Stored items:

-- Start --

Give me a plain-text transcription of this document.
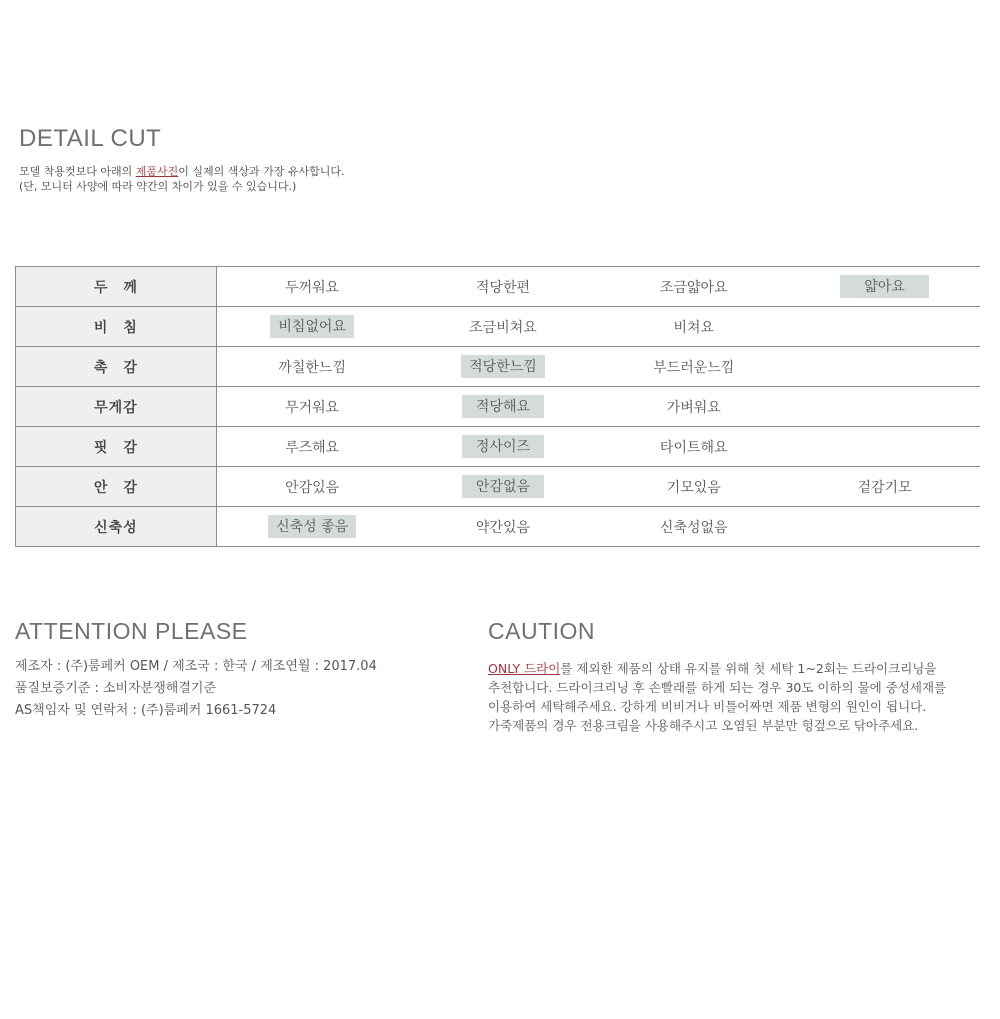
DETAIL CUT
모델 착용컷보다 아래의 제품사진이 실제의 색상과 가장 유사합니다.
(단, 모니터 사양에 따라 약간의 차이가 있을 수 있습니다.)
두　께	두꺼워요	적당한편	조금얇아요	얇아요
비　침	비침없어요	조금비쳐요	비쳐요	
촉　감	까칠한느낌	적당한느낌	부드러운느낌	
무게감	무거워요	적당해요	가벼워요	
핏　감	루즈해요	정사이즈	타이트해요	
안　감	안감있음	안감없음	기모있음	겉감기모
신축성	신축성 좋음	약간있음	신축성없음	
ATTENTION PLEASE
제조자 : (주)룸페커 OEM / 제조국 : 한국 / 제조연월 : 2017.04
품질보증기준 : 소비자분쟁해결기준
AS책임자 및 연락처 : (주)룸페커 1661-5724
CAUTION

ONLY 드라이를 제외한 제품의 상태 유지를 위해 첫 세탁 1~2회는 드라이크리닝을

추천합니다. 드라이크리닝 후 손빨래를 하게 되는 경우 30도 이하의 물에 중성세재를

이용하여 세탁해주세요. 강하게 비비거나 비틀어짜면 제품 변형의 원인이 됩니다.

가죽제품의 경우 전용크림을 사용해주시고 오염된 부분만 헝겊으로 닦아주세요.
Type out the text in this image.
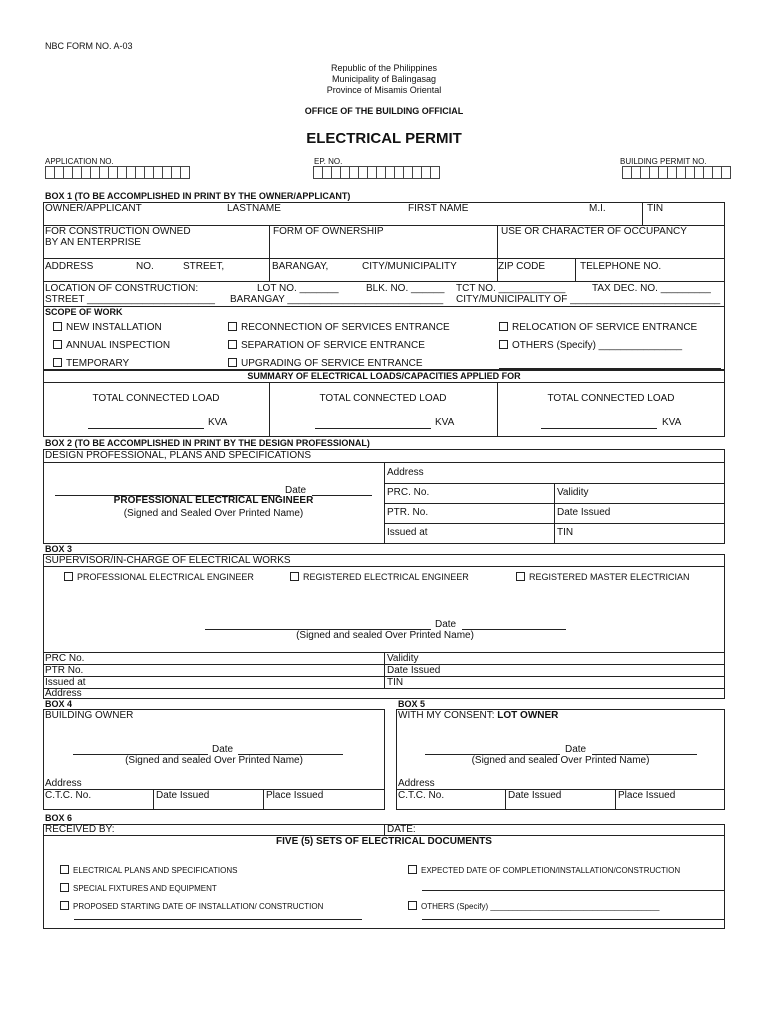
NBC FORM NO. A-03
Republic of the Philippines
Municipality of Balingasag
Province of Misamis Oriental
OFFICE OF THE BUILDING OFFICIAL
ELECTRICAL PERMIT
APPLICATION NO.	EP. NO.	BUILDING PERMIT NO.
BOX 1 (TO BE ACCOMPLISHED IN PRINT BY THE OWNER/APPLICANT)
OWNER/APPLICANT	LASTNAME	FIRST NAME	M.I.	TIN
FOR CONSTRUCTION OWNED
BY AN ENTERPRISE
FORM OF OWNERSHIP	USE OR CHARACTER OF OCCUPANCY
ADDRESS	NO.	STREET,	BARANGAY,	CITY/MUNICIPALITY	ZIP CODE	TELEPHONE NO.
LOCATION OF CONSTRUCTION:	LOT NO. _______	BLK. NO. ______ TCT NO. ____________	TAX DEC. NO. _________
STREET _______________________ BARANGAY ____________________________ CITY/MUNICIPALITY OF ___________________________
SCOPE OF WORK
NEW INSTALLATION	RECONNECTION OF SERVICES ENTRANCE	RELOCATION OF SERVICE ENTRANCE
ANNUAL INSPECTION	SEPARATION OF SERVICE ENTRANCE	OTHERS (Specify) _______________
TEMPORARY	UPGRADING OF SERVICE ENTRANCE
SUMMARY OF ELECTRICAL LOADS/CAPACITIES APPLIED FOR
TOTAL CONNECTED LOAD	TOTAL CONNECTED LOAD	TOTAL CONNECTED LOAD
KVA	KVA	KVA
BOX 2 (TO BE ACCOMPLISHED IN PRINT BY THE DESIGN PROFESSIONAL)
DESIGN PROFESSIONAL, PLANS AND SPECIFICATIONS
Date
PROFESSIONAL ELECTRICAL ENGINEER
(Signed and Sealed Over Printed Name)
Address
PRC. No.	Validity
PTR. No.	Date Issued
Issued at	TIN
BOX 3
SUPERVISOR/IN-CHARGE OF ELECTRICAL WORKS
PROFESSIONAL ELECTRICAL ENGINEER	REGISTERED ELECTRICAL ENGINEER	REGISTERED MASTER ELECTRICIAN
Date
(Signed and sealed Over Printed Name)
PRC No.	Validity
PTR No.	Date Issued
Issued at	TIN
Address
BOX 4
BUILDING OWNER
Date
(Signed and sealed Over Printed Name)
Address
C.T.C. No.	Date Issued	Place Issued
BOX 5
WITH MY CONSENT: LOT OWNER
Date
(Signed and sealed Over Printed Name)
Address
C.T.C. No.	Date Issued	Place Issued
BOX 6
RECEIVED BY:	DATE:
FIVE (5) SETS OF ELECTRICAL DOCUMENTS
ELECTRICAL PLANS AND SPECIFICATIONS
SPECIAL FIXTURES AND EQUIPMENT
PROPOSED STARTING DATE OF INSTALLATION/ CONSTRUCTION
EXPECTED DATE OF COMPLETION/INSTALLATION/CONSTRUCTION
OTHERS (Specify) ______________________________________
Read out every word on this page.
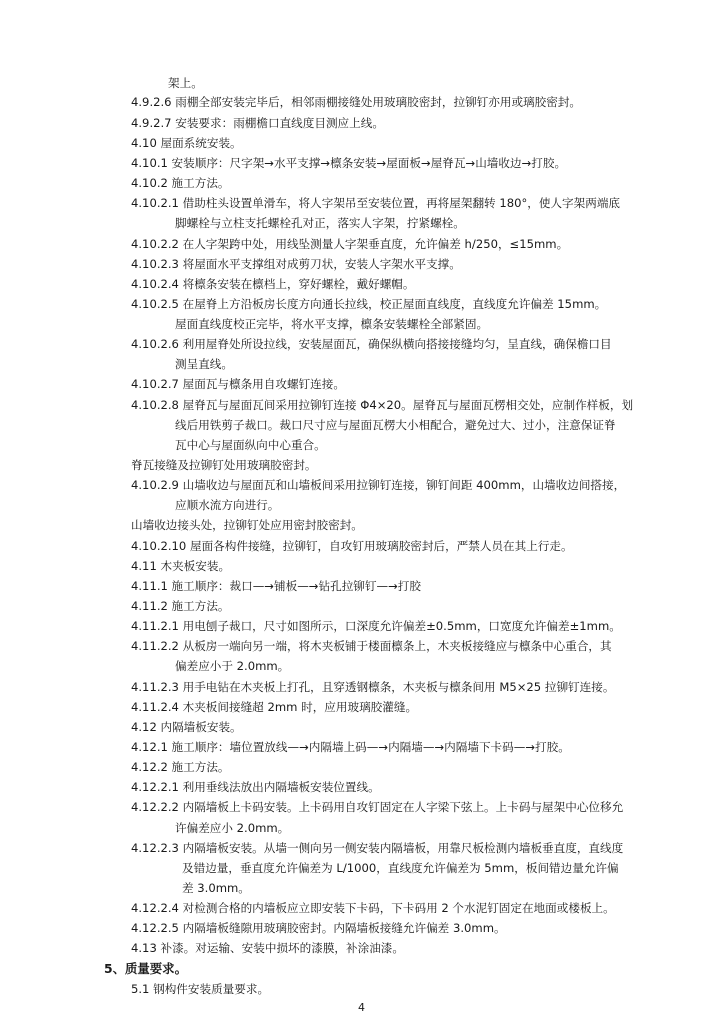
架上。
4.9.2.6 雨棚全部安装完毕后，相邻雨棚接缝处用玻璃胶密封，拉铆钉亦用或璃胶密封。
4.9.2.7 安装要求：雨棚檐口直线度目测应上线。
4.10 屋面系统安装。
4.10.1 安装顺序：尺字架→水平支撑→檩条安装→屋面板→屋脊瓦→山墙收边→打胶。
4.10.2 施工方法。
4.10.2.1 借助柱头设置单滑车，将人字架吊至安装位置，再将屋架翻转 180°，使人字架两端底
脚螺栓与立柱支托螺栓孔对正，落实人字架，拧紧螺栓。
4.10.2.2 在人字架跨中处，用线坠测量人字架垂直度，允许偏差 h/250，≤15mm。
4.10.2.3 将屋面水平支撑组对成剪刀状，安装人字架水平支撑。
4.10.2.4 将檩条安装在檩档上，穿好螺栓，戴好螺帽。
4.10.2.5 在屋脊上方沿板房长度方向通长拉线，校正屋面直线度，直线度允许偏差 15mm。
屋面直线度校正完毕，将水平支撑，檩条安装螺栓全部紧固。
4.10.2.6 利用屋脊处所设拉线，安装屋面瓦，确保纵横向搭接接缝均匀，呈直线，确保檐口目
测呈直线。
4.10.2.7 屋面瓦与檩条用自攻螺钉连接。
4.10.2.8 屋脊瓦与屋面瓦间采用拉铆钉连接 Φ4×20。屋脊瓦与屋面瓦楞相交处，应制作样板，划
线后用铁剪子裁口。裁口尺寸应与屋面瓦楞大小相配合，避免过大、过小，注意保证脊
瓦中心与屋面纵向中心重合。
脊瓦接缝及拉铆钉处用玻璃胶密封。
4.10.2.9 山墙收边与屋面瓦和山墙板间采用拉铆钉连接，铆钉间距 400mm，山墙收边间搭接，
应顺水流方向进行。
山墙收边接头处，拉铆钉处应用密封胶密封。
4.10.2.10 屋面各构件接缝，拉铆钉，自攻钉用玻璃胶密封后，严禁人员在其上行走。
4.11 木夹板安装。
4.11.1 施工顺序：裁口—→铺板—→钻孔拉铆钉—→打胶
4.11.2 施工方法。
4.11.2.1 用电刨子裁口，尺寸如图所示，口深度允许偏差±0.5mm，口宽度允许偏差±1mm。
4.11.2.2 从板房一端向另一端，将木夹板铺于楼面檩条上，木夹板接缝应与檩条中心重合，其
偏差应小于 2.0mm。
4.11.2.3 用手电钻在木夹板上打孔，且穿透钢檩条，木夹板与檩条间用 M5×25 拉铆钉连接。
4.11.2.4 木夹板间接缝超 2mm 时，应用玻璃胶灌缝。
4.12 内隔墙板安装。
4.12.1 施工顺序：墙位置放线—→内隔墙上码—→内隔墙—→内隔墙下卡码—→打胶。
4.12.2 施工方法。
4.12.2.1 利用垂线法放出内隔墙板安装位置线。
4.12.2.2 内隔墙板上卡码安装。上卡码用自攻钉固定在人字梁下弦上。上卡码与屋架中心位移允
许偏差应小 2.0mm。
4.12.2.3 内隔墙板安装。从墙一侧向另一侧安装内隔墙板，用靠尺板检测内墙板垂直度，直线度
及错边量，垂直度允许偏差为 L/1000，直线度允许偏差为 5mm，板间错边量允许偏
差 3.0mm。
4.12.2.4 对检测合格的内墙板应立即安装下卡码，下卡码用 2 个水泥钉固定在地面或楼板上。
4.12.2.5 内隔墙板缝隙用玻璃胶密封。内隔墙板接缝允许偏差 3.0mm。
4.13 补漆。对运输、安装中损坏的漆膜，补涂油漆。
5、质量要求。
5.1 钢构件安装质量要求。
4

-- End --
-- Start --

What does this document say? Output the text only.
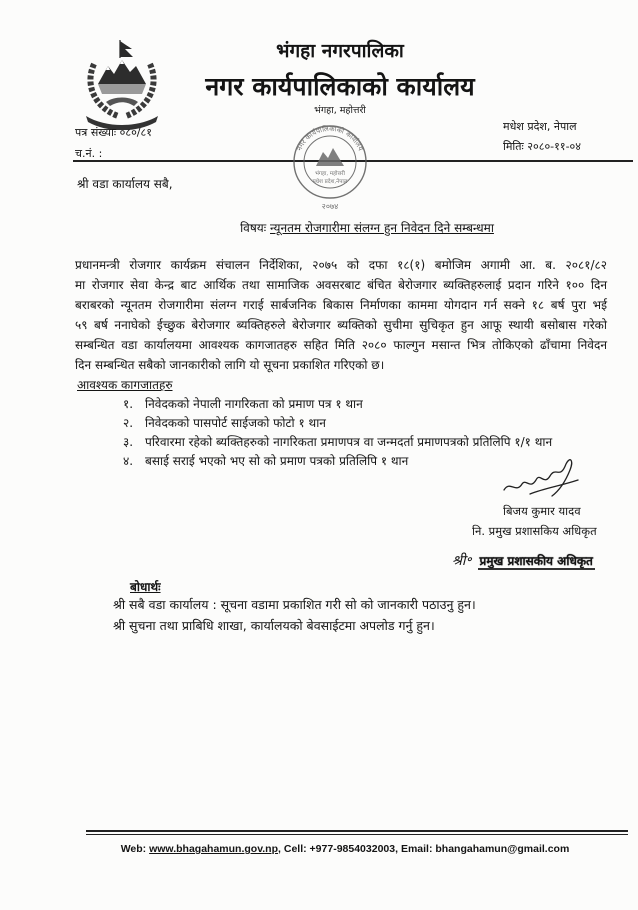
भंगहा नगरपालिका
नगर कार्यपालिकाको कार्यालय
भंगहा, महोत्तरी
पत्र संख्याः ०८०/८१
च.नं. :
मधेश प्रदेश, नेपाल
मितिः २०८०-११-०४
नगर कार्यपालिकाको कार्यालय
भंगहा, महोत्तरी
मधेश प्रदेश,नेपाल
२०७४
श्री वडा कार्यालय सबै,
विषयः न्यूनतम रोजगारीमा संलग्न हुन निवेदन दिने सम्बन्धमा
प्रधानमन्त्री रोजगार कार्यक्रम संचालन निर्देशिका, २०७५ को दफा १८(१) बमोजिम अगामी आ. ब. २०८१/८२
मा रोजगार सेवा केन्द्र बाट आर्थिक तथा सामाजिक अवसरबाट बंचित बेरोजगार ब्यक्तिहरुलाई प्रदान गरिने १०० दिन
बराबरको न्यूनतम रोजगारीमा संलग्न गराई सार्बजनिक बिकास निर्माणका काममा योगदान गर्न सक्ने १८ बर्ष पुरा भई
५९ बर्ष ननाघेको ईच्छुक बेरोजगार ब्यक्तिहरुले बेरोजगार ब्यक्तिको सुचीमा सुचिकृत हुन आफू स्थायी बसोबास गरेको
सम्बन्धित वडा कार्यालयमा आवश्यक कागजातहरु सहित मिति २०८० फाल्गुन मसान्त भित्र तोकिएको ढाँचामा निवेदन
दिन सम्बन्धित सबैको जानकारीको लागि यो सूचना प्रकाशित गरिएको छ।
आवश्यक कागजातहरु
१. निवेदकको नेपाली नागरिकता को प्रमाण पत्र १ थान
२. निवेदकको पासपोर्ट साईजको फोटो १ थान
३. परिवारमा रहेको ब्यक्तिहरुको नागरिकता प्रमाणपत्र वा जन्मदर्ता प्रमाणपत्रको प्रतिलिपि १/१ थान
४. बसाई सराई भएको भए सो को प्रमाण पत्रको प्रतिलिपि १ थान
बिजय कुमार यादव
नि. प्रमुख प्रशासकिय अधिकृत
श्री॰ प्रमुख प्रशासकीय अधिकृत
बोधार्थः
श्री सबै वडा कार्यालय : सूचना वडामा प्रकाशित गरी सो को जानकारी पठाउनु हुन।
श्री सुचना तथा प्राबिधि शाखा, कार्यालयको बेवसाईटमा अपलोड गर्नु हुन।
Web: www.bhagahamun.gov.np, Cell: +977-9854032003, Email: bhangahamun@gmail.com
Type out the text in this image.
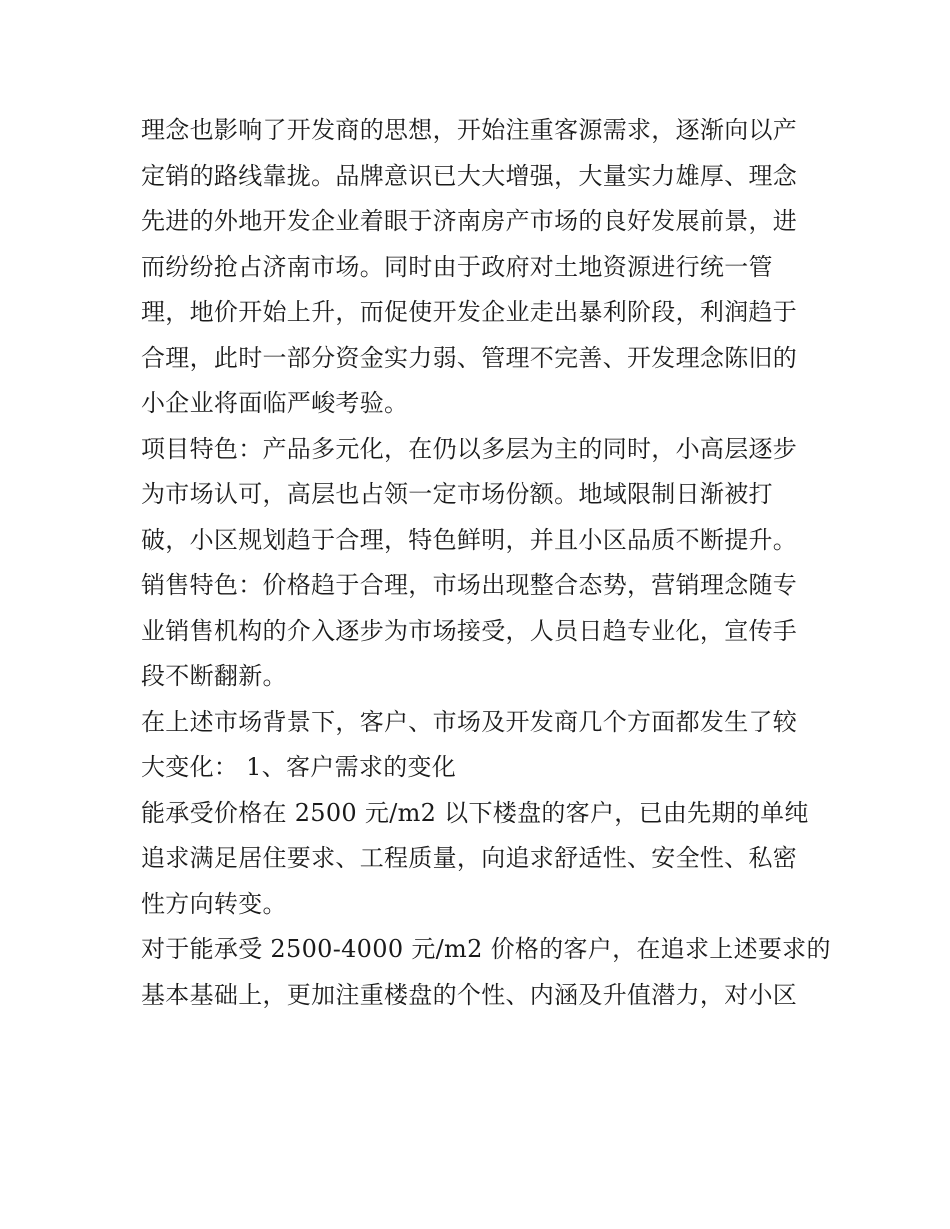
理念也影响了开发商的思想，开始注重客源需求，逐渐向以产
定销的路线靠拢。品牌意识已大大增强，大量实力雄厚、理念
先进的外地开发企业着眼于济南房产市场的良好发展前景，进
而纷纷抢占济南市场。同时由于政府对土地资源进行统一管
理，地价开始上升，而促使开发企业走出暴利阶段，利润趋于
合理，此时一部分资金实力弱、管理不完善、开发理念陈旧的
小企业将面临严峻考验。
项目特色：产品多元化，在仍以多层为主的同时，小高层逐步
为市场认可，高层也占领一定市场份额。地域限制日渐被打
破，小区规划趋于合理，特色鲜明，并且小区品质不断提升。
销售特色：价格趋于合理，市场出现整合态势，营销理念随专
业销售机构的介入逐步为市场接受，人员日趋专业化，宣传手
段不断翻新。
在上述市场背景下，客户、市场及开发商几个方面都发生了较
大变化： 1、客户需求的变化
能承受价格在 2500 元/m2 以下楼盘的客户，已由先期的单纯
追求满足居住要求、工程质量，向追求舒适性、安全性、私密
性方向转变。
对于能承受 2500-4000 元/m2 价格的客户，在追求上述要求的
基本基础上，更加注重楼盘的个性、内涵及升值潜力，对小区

-- End --

EXERCISE PROMPT: How many lines of the records contain the string "PLANS"? Respond with the number alone.

ANSWER TO THE PROBLEM: 2